[Saved entries]
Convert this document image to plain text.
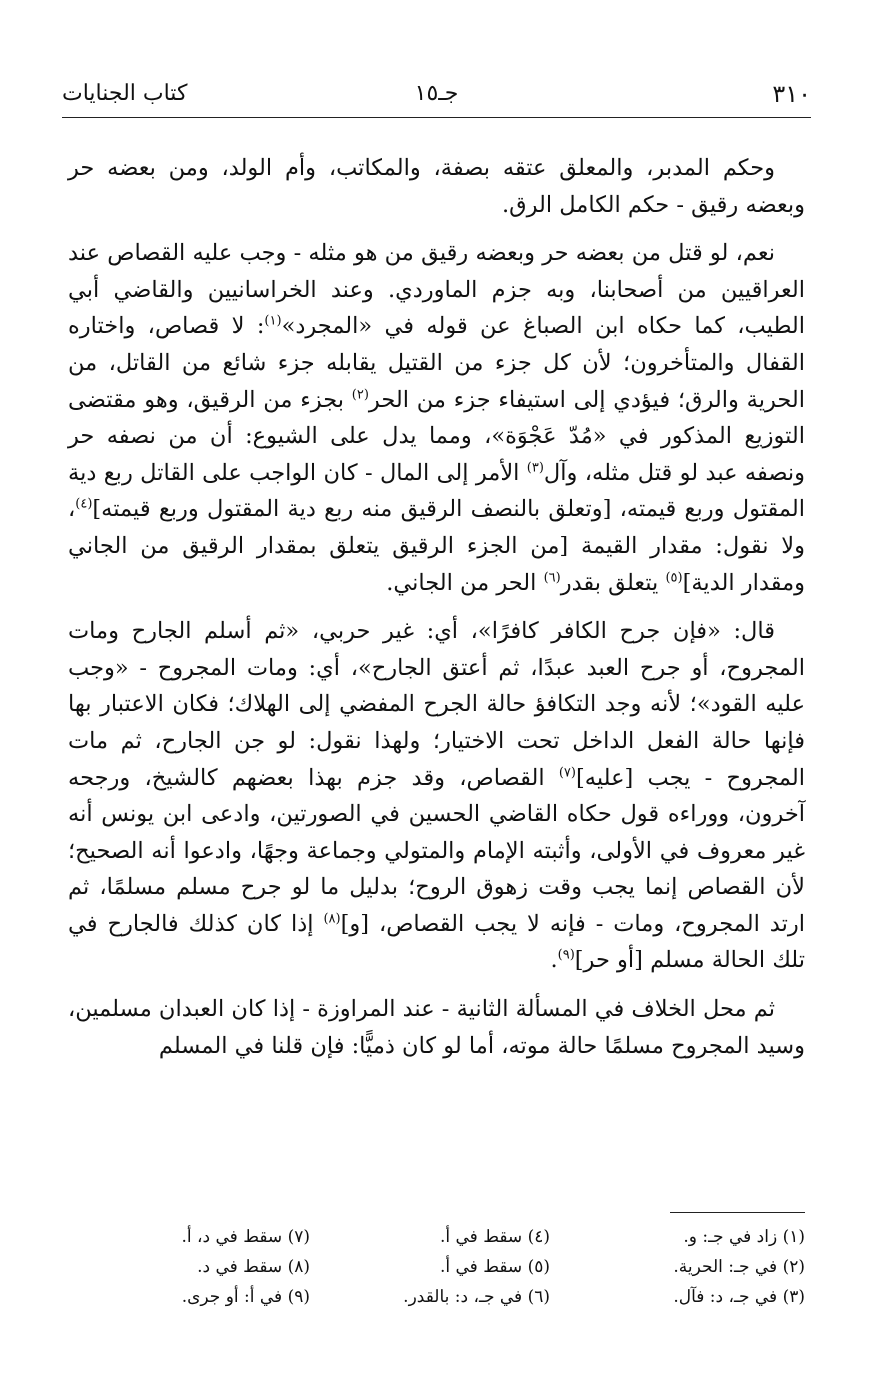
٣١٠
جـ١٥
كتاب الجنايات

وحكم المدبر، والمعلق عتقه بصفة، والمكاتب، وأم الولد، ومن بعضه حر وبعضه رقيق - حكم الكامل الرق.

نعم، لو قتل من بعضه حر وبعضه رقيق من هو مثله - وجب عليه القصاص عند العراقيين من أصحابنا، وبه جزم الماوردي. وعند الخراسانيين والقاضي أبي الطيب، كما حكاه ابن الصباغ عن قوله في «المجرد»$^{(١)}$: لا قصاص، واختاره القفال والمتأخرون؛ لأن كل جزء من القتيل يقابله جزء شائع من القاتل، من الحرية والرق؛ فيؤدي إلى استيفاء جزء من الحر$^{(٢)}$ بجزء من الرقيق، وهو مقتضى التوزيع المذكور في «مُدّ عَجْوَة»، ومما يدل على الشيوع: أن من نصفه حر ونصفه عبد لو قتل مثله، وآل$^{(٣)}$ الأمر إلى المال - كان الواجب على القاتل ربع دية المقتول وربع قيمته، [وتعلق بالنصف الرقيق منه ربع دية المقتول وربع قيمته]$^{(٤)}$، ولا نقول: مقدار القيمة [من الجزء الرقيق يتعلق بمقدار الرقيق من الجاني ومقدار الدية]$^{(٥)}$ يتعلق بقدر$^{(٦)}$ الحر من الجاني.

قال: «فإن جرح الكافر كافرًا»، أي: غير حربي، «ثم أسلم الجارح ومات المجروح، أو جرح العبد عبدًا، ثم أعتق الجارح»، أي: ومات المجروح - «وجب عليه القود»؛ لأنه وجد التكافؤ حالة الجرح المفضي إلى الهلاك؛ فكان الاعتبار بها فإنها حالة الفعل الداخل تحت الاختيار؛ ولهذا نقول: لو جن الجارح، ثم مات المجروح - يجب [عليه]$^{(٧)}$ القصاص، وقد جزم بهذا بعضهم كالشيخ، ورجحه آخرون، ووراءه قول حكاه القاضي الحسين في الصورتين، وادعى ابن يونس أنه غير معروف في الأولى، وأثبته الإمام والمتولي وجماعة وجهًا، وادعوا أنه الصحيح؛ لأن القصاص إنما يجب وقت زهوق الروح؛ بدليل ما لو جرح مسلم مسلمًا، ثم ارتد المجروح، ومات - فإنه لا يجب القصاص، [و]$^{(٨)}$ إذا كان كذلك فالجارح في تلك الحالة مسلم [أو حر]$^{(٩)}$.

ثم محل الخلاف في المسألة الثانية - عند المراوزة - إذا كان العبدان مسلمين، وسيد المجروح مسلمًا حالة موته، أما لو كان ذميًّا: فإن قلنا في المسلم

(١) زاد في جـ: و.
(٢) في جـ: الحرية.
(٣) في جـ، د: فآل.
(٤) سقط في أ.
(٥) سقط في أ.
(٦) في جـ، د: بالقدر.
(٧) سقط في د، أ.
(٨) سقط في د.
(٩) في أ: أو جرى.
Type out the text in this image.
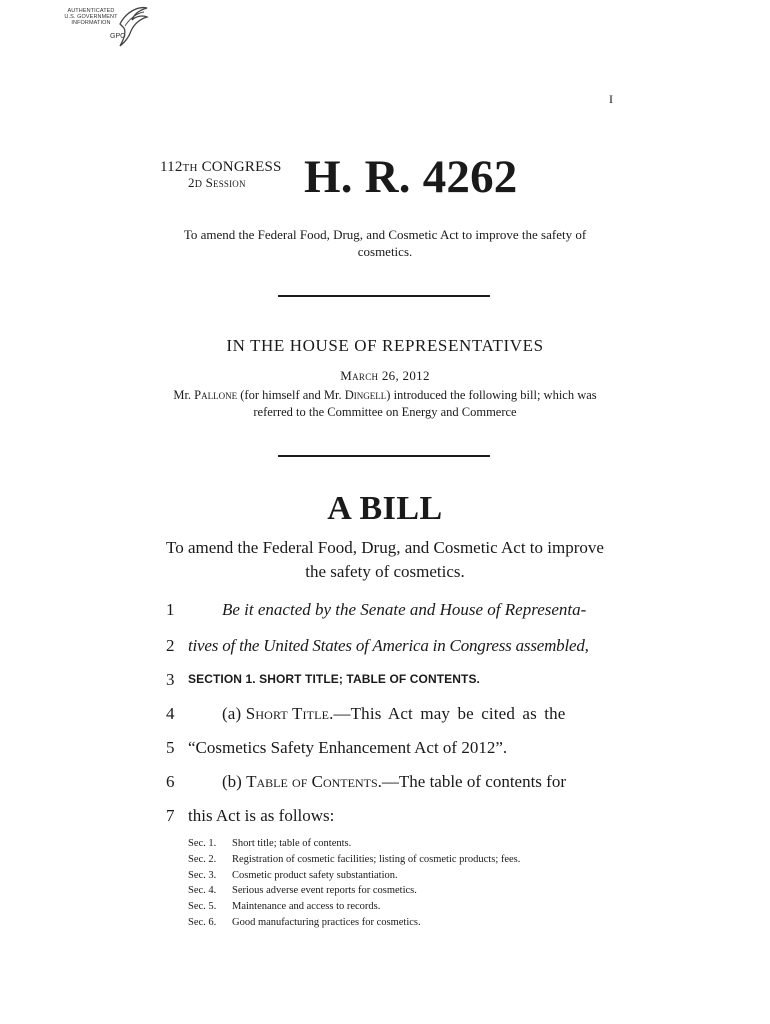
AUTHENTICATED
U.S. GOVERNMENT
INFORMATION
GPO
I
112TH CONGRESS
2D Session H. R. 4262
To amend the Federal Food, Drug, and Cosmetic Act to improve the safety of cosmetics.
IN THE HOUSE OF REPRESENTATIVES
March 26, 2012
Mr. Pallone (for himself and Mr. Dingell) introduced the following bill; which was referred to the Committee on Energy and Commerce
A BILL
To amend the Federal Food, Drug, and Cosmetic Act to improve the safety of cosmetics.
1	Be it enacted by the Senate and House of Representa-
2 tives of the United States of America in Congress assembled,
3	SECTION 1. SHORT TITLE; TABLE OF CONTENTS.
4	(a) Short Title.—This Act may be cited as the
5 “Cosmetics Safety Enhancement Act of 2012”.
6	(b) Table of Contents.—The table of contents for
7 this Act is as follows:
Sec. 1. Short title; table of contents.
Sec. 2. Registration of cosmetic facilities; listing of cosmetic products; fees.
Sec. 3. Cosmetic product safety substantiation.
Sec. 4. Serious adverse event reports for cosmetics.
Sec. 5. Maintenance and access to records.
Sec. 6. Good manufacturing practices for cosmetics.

--

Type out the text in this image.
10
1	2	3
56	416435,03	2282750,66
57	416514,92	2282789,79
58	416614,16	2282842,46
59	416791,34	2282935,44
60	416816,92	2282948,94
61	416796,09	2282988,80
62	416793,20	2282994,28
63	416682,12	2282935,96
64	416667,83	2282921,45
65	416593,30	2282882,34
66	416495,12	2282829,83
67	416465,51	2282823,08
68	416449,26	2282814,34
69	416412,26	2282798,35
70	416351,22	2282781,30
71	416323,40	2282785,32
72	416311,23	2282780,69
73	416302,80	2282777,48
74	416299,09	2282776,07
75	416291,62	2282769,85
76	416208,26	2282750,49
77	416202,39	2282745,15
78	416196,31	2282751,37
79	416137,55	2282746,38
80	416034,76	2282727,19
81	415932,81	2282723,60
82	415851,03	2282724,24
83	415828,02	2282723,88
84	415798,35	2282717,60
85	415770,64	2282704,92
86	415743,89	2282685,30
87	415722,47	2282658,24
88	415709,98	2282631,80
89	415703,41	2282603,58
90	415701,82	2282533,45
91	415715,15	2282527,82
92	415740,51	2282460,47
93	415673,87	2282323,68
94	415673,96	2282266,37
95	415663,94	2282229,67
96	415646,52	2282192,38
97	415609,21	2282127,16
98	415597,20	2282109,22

▶ Aim of the exercise
Provide only the count of lines in the data above that include the string "مسلم".

▶ Correct output
2